↓
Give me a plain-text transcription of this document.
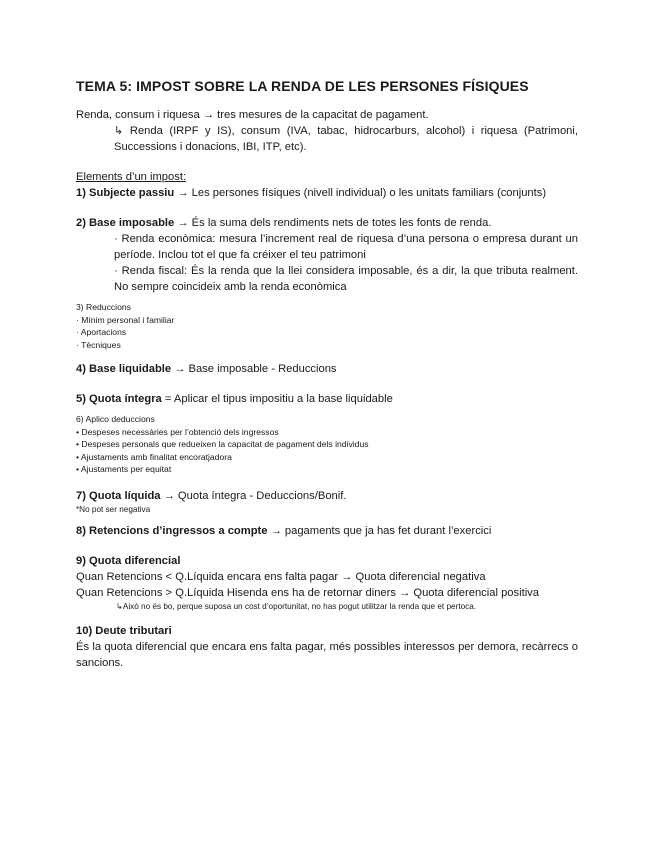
TEMA 5: IMPOST SOBRE LA RENDA DE LES PERSONES FÍSIQUES

Renda, consum i riquesa → tres mesures de la capacitat de pagament.

↳ Renda (IRPF y IS), consum (IVA, tabac, hidrocarburs, alcohol) i riquesa (Patrimoni, Successions i donacions, IBI, ITP, etc).

Elements d’un impost:

1) Subjecte passiu → Les persones físiques (nivell individual) o les unitats familiars (conjunts)

2) Base imposable → És la suma dels rendiments nets de totes les fonts de renda.

· Renda econòmica: mesura l’increment real de riquesa d’una persona o empresa durant un període. Inclou tot el que fa créixer el teu patrimoni

· Renda fiscal: És la renda que la llei considera imposable, és a dir, la que tributa realment. No sempre coincideix amb la renda econòmica

3) Reduccions

· Mínim personal i familiar

· Aportacions

· Tècniques

4) Base liquidable → Base imposable - Reduccions

5) Quota íntegra = Aplicar el tipus impositiu a la base liquidable

6) Aplico deduccions

• Despeses necessàries per l’obtenció dels ingressos

• Despeses personals que redueixen la capacitat de pagament dels individus

• Ajustaments amb finalitat encoratjadora

• Ajustaments per equitat

7) Quota líquida → Quota íntegra - Deduccions/Bonif.

*No pot ser negativa

8) Retencions d’ingressos a compte → pagaments que ja has fet durant l’exercici

9) Quota diferencial

Quan Retencions < Q.Líquida encara ens falta pagar → Quota diferencial negativa

Quan Retencions > Q.Líquida Hisenda ens ha de retornar diners → Quota diferencial positiva

↳Això no és bo, perque suposa un cost d’oportunitat, no has pogut utilitzar la renda que et pertoca.

10) Deute tributari

És la quota diferencial que encara ens falta pagar, més possibles interessos per demora, recàrrecs o sancions.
↑
Aim of the task. Each line holding "íntegra" must be found and copied.

Correct output.
5) Quota íntegra = Aplicar el tipus impositiu a la base liquidable
7) Quota líquida → Quota íntegra - Deduccions/Bonif.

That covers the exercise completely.